## Start DATA LINES

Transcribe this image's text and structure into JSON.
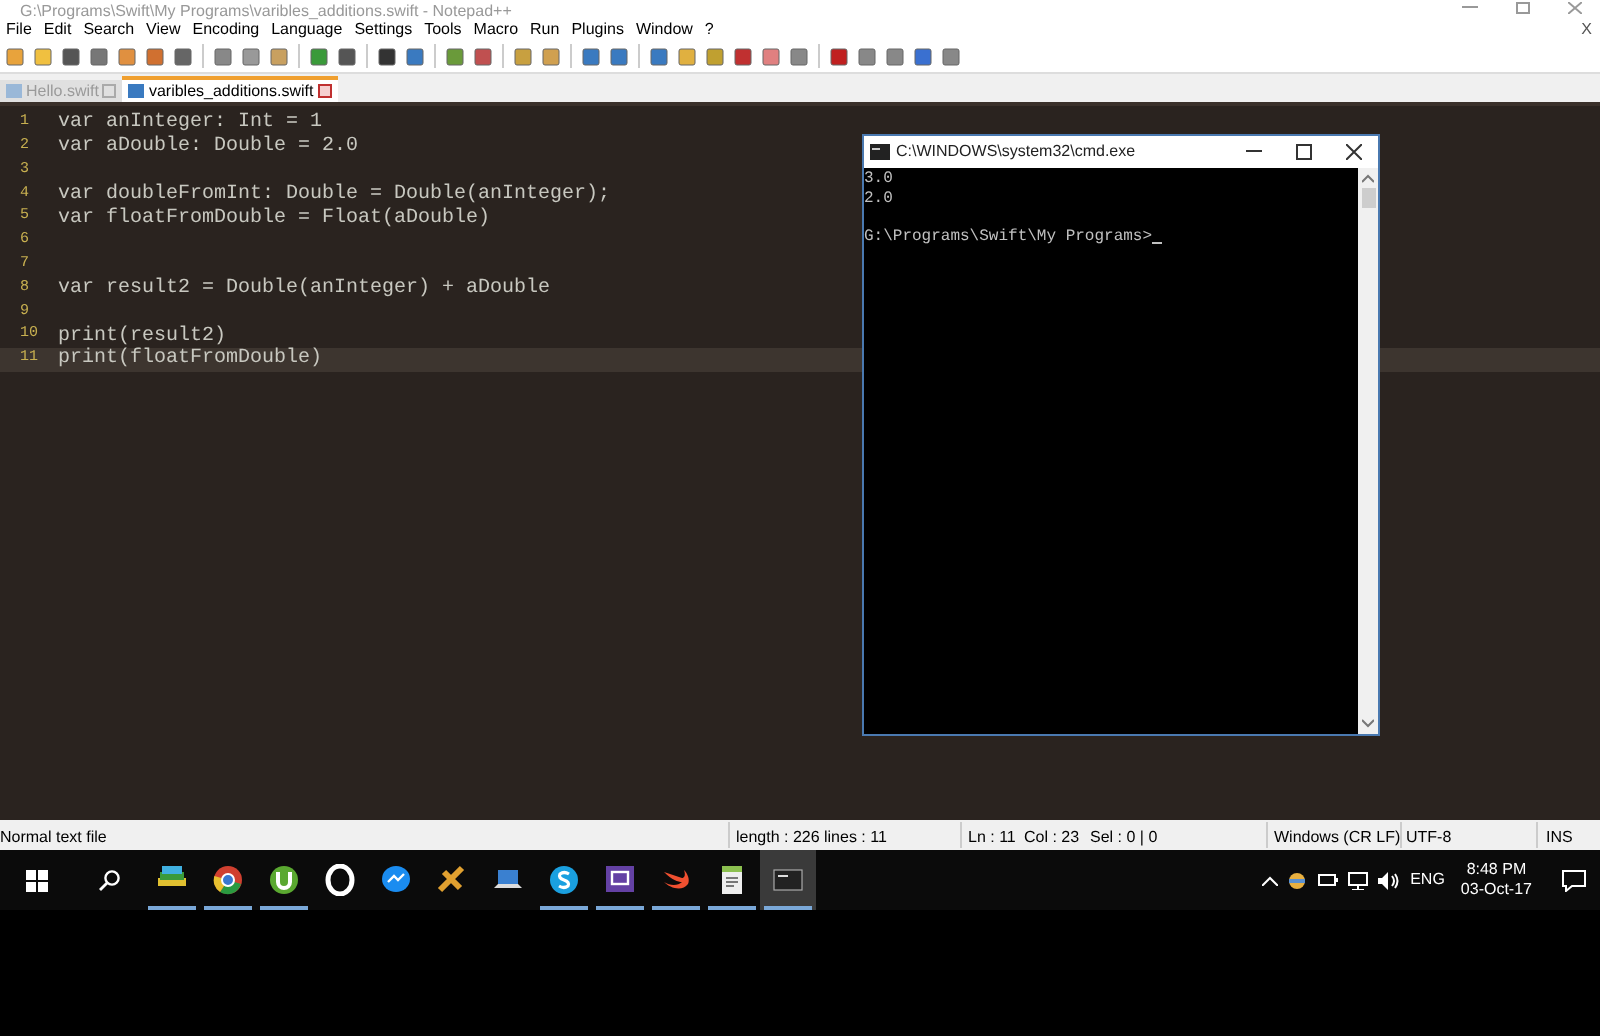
{
  "window": {
    "title": "G:\\Programs\\Swift\\My Programs\\varibles_additions.swift - Notepad++"
  },
  "menu": [
    "File",
    "Edit",
    "Search",
    "View",
    "Encoding",
    "Language",
    "Settings",
    "Tools",
    "Macro",
    "Run",
    "Plugins",
    "Window",
    "?"
  ],
  "menu_close": "X",
  "tabs": [
    {
      "label": "Hello.swift",
      "selected": false
    },
    {
      "label": "varibles_additions.swift",
      "selected": true
    }
  ],
  "editor": {
    "lines": [
      {
        "number": "1",
        "text": "var anInteger: Int = 1",
        "current": false
      },
      {
        "number": "2",
        "text": "var aDouble: Double = 2.0",
        "current": false
      },
      {
        "number": "3",
        "current": false
      },
      {
        "number": "4",
        "text": "var doubleFromInt: Double = Double(anInteger);",
        "current": false
      },
      {
        "number": "5",
        "text": "var floatFromDouble = Float(aDouble)",
        "current": false
      },
      {
        "number": "6",
        "current": false
      },
      {
        "number": "7",
        "current": false
      },
      {
        "number": "8",
        "text": "var result2 = Double(anInteger) + aDouble",
        "current": false
      },
      {
        "number": "9",
        "current": false
      },
      {
        "number": "10",
        "text": "print(result2)",
        "current": false
      },
      {
        "number": "11",
        "text": "print(floatFromDouble)",
        "current": true
      }
    ]
  },
  "console": {
    "title": "C:\\WINDOWS\\system32\\cmd.exe",
    "output": [
      "3.0",
      "2.0"
    ],
    "prompt": "G:\\Programs\\Swift\\My Programs>"
  },
  "status_bar": {
    "file_type": "Normal text file",
    "length": "length : 226",
    "lines": "lines : 11",
    "position": "Ln : 11",
    "column": "Col : 23",
    "selection": "Sel : 0 | 0",
    "eol": "Windows (CR LF)",
    "encoding": "UTF-8",
    "mode": "INS"
  },
  "taskbar": {
    "apps": [
      {
        "kind": "stack",
        "running": true,
        "selected": false
      },
      {
        "kind": "chrome",
        "running": true,
        "selected": false
      },
      {
        "kind": "torrent",
        "running": true,
        "selected": false
      },
      {
        "kind": "opera",
        "running": false,
        "selected": false
      },
      {
        "kind": "messenger",
        "running": false,
        "selected": false
      },
      {
        "kind": "tool",
        "running": false,
        "selected": false
      },
      {
        "kind": "laptop",
        "running": false,
        "selected": false
      },
      {
        "kind": "skype",
        "running": true,
        "selected": false
      },
      {
        "kind": "twitch",
        "running": true,
        "selected": false
      },
      {
        "kind": "swift",
        "running": true,
        "selected": false
      },
      {
        "kind": "notepad",
        "running": true,
        "selected": false
      },
      {
        "kind": "console",
        "running": true,
        "selected": true
      }
    ],
    "language": "ENG",
    "time": "8:48 PM",
    "date": "03-Oct-17"
  }
}
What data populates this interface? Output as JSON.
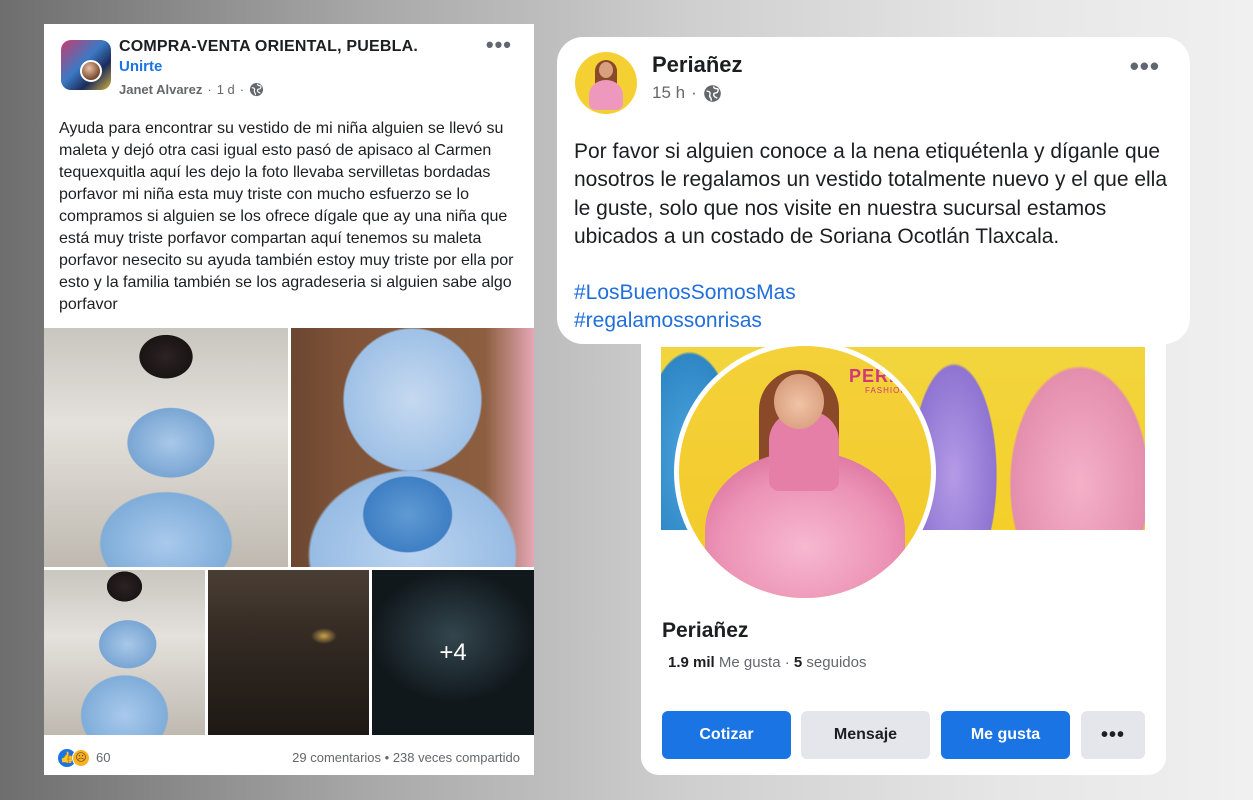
{
  "left_post": {
    "group_name": "COMPRA-VENTA ORIENTAL, PUEBLA.",
    "join_label": "Unirte",
    "author": "Janet Alvarez",
    "time": "1 d",
    "separator": "·",
    "more": "•••",
    "text": "Ayuda para encontrar su vestido de mi niña alguien se llevó su maleta y dejó otra casi igual esto pasó de apisaco al Carmen tequexquitla aquí les dejo la foto llevaba servilletas bordadas porfavor mi niña esta muy triste con mucho esfuerzo se lo compramos si alguien se  los ofrece dígale que ay una niña que está muy triste porfavor compartan aquí tenemos su maleta  porfavor nesecito su ayuda también estoy muy triste por ella por esto y la familia también se los agradeseria si alguien sabe algo porfavor",
    "more_photos": "+4",
    "reaction_count": "60",
    "comments": "29 comentarios",
    "shares": "238 veces compartido",
    "stats_separator": " • "
  },
  "right_post": {
    "page_name": "Periañez",
    "time": "15 h",
    "separator": "·",
    "more": "•••",
    "text": "Por favor si alguien conoce a la nena etiquétenla y díganle que nosotros le regalamos un vestido totalmente nuevo y el que ella le guste, solo que nos visite en nuestra sucursal estamos ubicados a un costado de Soriana Ocotlán Tlaxcala.",
    "hashtags": [
      "#LosBuenosSomosMas",
      "#regalamossonrisas"
    ]
  },
  "profile_card": {
    "name": "Periañez",
    "likes_value": "1.9 mil",
    "likes_label": " Me gusta · ",
    "following_value": "5",
    "following_label": " seguidos",
    "brand_text": "PERIA",
    "brand_sub": "FASHION",
    "buttons": {
      "cotizar": "Cotizar",
      "mensaje": "Mensaje",
      "me_gusta": "Me gusta",
      "more": "•••"
    }
  },
  "colors": {
    "facebook_blue": "#1b74e4",
    "hashtag_blue": "#216fdb",
    "text_dark": "#1c1e21",
    "text_muted": "#65676b",
    "button_gray": "#e4e6eb"
  },
  "icons": [
    "globe-icon",
    "more-icon",
    "like-reaction-icon",
    "sad-reaction-icon"
  ]
}
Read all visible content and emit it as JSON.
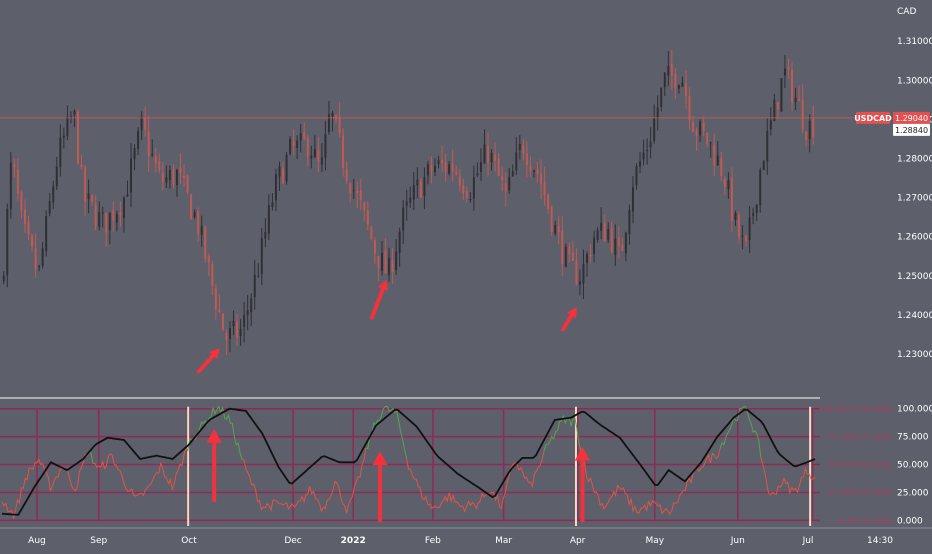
{
  "chart_data": [
    {
      "type": "candlestick",
      "symbol": "USDCAD",
      "currency_label": "CAD",
      "y_ticks": [
        1.23,
        1.24,
        1.25,
        1.26,
        1.27,
        1.28,
        1.29,
        1.3,
        1.31
      ],
      "y_tick_labels": [
        "1.23000",
        "1.24000",
        "1.25000",
        "1.26000",
        "1.27000",
        "1.28000",
        "1.29000",
        "1.30000",
        "1.31000"
      ],
      "ylim": [
        1.2195,
        1.3185
      ],
      "x_labels": [
        {
          "label": "Aug",
          "t": 0.043
        },
        {
          "label": "Sep",
          "t": 0.119
        },
        {
          "label": "Oct",
          "t": 0.23
        },
        {
          "label": "Dec",
          "t": 0.358
        },
        {
          "label": "2022",
          "t": 0.432
        },
        {
          "label": "Feb",
          "t": 0.53
        },
        {
          "label": "Mar",
          "t": 0.617
        },
        {
          "label": "Apr",
          "t": 0.708
        },
        {
          "label": "May",
          "t": 0.803
        },
        {
          "label": "Jun",
          "t": 0.905
        },
        {
          "label": "Jul",
          "t": 0.997
        }
      ],
      "anchors": [
        [
          0.0,
          1.248
        ],
        [
          0.012,
          1.28
        ],
        [
          0.025,
          1.262
        ],
        [
          0.045,
          1.25
        ],
        [
          0.068,
          1.28
        ],
        [
          0.088,
          1.292
        ],
        [
          0.1,
          1.27
        ],
        [
          0.125,
          1.263
        ],
        [
          0.15,
          1.27
        ],
        [
          0.172,
          1.288
        ],
        [
          0.195,
          1.274
        ],
        [
          0.215,
          1.276
        ],
        [
          0.24,
          1.264
        ],
        [
          0.258,
          1.248
        ],
        [
          0.275,
          1.234
        ],
        [
          0.295,
          1.236
        ],
        [
          0.315,
          1.252
        ],
        [
          0.335,
          1.272
        ],
        [
          0.355,
          1.282
        ],
        [
          0.378,
          1.284
        ],
        [
          0.392,
          1.276
        ],
        [
          0.404,
          1.292
        ],
        [
          0.422,
          1.278
        ],
        [
          0.44,
          1.268
        ],
        [
          0.46,
          1.256
        ],
        [
          0.475,
          1.25
        ],
        [
          0.492,
          1.264
        ],
        [
          0.51,
          1.272
        ],
        [
          0.532,
          1.278
        ],
        [
          0.555,
          1.278
        ],
        [
          0.575,
          1.272
        ],
        [
          0.598,
          1.282
        ],
        [
          0.62,
          1.27
        ],
        [
          0.64,
          1.284
        ],
        [
          0.66,
          1.276
        ],
        [
          0.68,
          1.262
        ],
        [
          0.697,
          1.252
        ],
        [
          0.712,
          1.25
        ],
        [
          0.728,
          1.26
        ],
        [
          0.745,
          1.262
        ],
        [
          0.76,
          1.254
        ],
        [
          0.775,
          1.274
        ],
        [
          0.795,
          1.284
        ],
        [
          0.815,
          1.3
        ],
        [
          0.835,
          1.302
        ],
        [
          0.852,
          1.288
        ],
        [
          0.87,
          1.284
        ],
        [
          0.888,
          1.276
        ],
        [
          0.903,
          1.262
        ],
        [
          0.915,
          1.256
        ],
        [
          0.935,
          1.28
        ],
        [
          0.95,
          1.292
        ],
        [
          0.962,
          1.302
        ],
        [
          0.975,
          1.296
        ],
        [
          0.99,
          1.288
        ],
        [
          1.0,
          1.289
        ]
      ],
      "last_price": 1.2904,
      "last_price_label": "1.29040",
      "prev_price": 1.2884,
      "prev_price_label": "1.28840",
      "annotations": [
        {
          "type": "arrow",
          "tip": [
            0.268,
            1.2315
          ],
          "tail": [
            0.242,
            1.2255
          ]
        },
        {
          "type": "arrow",
          "tip": [
            0.473,
            1.249
          ],
          "tail": [
            0.455,
            1.2393
          ]
        },
        {
          "type": "arrow",
          "tip": [
            0.707,
            1.242
          ],
          "tail": [
            0.69,
            1.2363
          ]
        }
      ],
      "colors": {
        "up": "#2f2f34",
        "down": "#c05a55",
        "price_line": "#d2595a",
        "badge": "#e0514f",
        "arrow": "#f2323c"
      }
    },
    {
      "type": "line",
      "y_ticks": [
        0,
        25,
        50,
        75,
        100
      ],
      "y_tick_labels": [
        "0.000",
        "25.000",
        "50.000",
        "75.000",
        "100.000"
      ],
      "level_labels": [
        "0.00%(0.000)",
        "25.00%(25.000)",
        "50.00%(50.000)",
        "75.00%(75.000)",
        "100.00%(100.000)"
      ],
      "ylim": [
        -5,
        106
      ],
      "series": [
        {
          "role": "black",
          "color": "#111111",
          "anchors": [
            [
              0.0,
              6
            ],
            [
              0.02,
              5
            ],
            [
              0.04,
              30
            ],
            [
              0.06,
              52
            ],
            [
              0.08,
              45
            ],
            [
              0.1,
              55
            ],
            [
              0.115,
              68
            ],
            [
              0.13,
              74
            ],
            [
              0.15,
              72
            ],
            [
              0.17,
              55
            ],
            [
              0.19,
              58
            ],
            [
              0.21,
              55
            ],
            [
              0.23,
              68
            ],
            [
              0.255,
              90
            ],
            [
              0.28,
              100
            ],
            [
              0.3,
              98
            ],
            [
              0.32,
              78
            ],
            [
              0.34,
              48
            ],
            [
              0.355,
              32
            ],
            [
              0.375,
              45
            ],
            [
              0.395,
              58
            ],
            [
              0.415,
              52
            ],
            [
              0.435,
              52
            ],
            [
              0.46,
              85
            ],
            [
              0.485,
              100
            ],
            [
              0.51,
              84
            ],
            [
              0.535,
              58
            ],
            [
              0.56,
              42
            ],
            [
              0.585,
              30
            ],
            [
              0.605,
              20
            ],
            [
              0.625,
              45
            ],
            [
              0.64,
              56
            ],
            [
              0.655,
              56
            ],
            [
              0.68,
              90
            ],
            [
              0.7,
              92
            ],
            [
              0.715,
              98
            ],
            [
              0.735,
              86
            ],
            [
              0.76,
              74
            ],
            [
              0.785,
              50
            ],
            [
              0.805,
              30
            ],
            [
              0.82,
              45
            ],
            [
              0.84,
              35
            ],
            [
              0.86,
              52
            ],
            [
              0.88,
              75
            ],
            [
              0.9,
              92
            ],
            [
              0.915,
              100
            ],
            [
              0.935,
              88
            ],
            [
              0.955,
              60
            ],
            [
              0.975,
              48
            ],
            [
              0.99,
              52
            ],
            [
              1.0,
              55
            ]
          ]
        },
        {
          "role": "fast",
          "color": "#e05448",
          "highlight_color": "#59a352",
          "highlight_above": 60,
          "anchors": [
            [
              0.0,
              18
            ],
            [
              0.015,
              5
            ],
            [
              0.03,
              40
            ],
            [
              0.045,
              55
            ],
            [
              0.06,
              30
            ],
            [
              0.075,
              50
            ],
            [
              0.09,
              28
            ],
            [
              0.105,
              62
            ],
            [
              0.12,
              45
            ],
            [
              0.135,
              58
            ],
            [
              0.15,
              35
            ],
            [
              0.165,
              18
            ],
            [
              0.18,
              28
            ],
            [
              0.195,
              48
            ],
            [
              0.21,
              30
            ],
            [
              0.23,
              70
            ],
            [
              0.25,
              88
            ],
            [
              0.265,
              102
            ],
            [
              0.28,
              90
            ],
            [
              0.3,
              45
            ],
            [
              0.32,
              12
            ],
            [
              0.34,
              15
            ],
            [
              0.36,
              10
            ],
            [
              0.38,
              28
            ],
            [
              0.395,
              10
            ],
            [
              0.41,
              35
            ],
            [
              0.425,
              8
            ],
            [
              0.44,
              40
            ],
            [
              0.455,
              80
            ],
            [
              0.47,
              101
            ],
            [
              0.485,
              96
            ],
            [
              0.5,
              50
            ],
            [
              0.515,
              25
            ],
            [
              0.53,
              10
            ],
            [
              0.55,
              22
            ],
            [
              0.565,
              12
            ],
            [
              0.585,
              15
            ],
            [
              0.6,
              28
            ],
            [
              0.615,
              12
            ],
            [
              0.63,
              55
            ],
            [
              0.65,
              30
            ],
            [
              0.67,
              65
            ],
            [
              0.69,
              90
            ],
            [
              0.705,
              88
            ],
            [
              0.72,
              40
            ],
            [
              0.74,
              12
            ],
            [
              0.76,
              30
            ],
            [
              0.78,
              8
            ],
            [
              0.8,
              15
            ],
            [
              0.82,
              6
            ],
            [
              0.84,
              28
            ],
            [
              0.86,
              50
            ],
            [
              0.88,
              60
            ],
            [
              0.9,
              90
            ],
            [
              0.915,
              102
            ],
            [
              0.93,
              70
            ],
            [
              0.945,
              20
            ],
            [
              0.96,
              35
            ],
            [
              0.975,
              25
            ],
            [
              0.99,
              45
            ],
            [
              1.0,
              38
            ]
          ]
        }
      ],
      "annotations": [
        {
          "type": "vline",
          "x": 0.229,
          "color": "#f3dcc3"
        },
        {
          "type": "vline",
          "x": 0.706,
          "color": "#f3dcc3"
        },
        {
          "type": "vline",
          "x": 0.994,
          "color": "#f3dcc3"
        },
        {
          "type": "arrow-up",
          "x": 0.261,
          "tip": 82,
          "tail": 18
        },
        {
          "type": "arrow-up",
          "x": 0.465,
          "tip": 62,
          "tail": 0
        },
        {
          "type": "arrow-up",
          "x": 0.714,
          "tip": 66,
          "tail": 0
        }
      ],
      "colors": {
        "grid": "#8e2a53",
        "level_text": "#a0405d",
        "arrow": "#f2323c"
      }
    }
  ],
  "time_label": "14:30"
}
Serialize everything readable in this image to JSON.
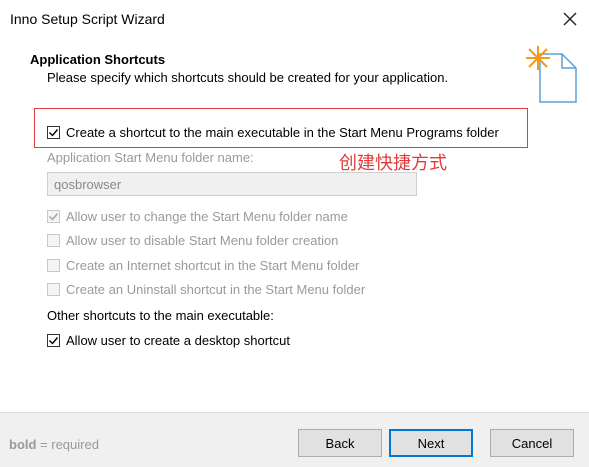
{
  "window": {
    "title": "Inno Setup Script Wizard"
  },
  "header": {
    "title": "Application Shortcuts",
    "subtitle": "Please specify which shortcuts should be created for your application."
  },
  "options": {
    "start_menu_shortcut": {
      "label": "Create a shortcut to the main executable in the Start Menu Programs folder",
      "checked": true,
      "enabled": true
    },
    "folder_name_label": "Application Start Menu folder name:",
    "folder_name_value": "qosbrowser",
    "allow_change_folder": {
      "label": "Allow user to change the Start Menu folder name",
      "checked": true,
      "enabled": false
    },
    "allow_disable_folder": {
      "label": "Allow user to disable Start Menu folder creation",
      "checked": false,
      "enabled": false
    },
    "internet_shortcut": {
      "label": "Create an Internet shortcut in the Start Menu folder",
      "checked": false,
      "enabled": false
    },
    "uninstall_shortcut": {
      "label": "Create an Uninstall shortcut in the Start Menu folder",
      "checked": false,
      "enabled": false
    }
  },
  "other": {
    "label": "Other shortcuts to the main executable:",
    "desktop_shortcut": {
      "label": "Allow user to create a desktop shortcut",
      "checked": true,
      "enabled": true
    }
  },
  "annotation": {
    "text": "创建快捷方式",
    "color": "#e23b3b"
  },
  "footer": {
    "required_bold": "bold",
    "required_rest": " = required",
    "back_label": "Back",
    "next_label": "Next",
    "cancel_label": "Cancel"
  },
  "colors": {
    "accent": "#0078d7",
    "annotation": "#e23b3b"
  }
}
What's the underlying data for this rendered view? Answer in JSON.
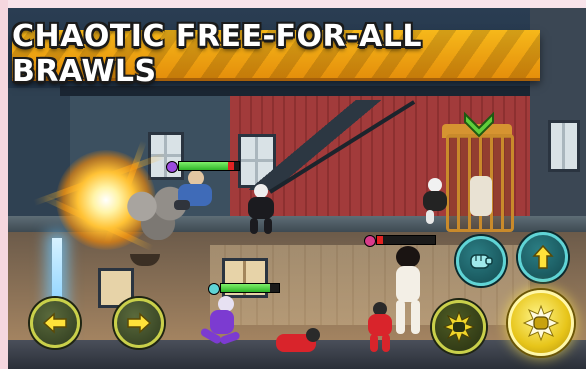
{
  "banner": {
    "text": "CHAOTIC FREE-FOR-ALL BRAWLS"
  },
  "colors": {
    "banner": "#f0a816",
    "health_fill": "#3fd13a",
    "health_damage": "#e12222",
    "control_ring_yellow": "#c9d04a",
    "control_ring_teal": "#5fd4d6"
  },
  "health_bars": [
    {
      "id": "enemy-left",
      "level": 0.82
    },
    {
      "id": "player",
      "level": 0.84
    },
    {
      "id": "enemy-right",
      "level": 0.1
    }
  ],
  "controls": {
    "left": {
      "icon": "arrow-left-icon"
    },
    "right": {
      "icon": "arrow-right-icon"
    },
    "grab": {
      "icon": "fist-icon"
    },
    "jump": {
      "icon": "arrow-up-icon"
    },
    "special": {
      "icon": "burst-fist-icon"
    },
    "punch": {
      "icon": "punch-icon"
    }
  },
  "indicators": {
    "target": {
      "icon": "chevron-down-icon"
    }
  }
}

## End DATA LINES

- WHAT THE TASK ASKS:
Count the lines that hold the string "gusta" and state that number alone.

- SOLUTION TO THE EXERCISE:
2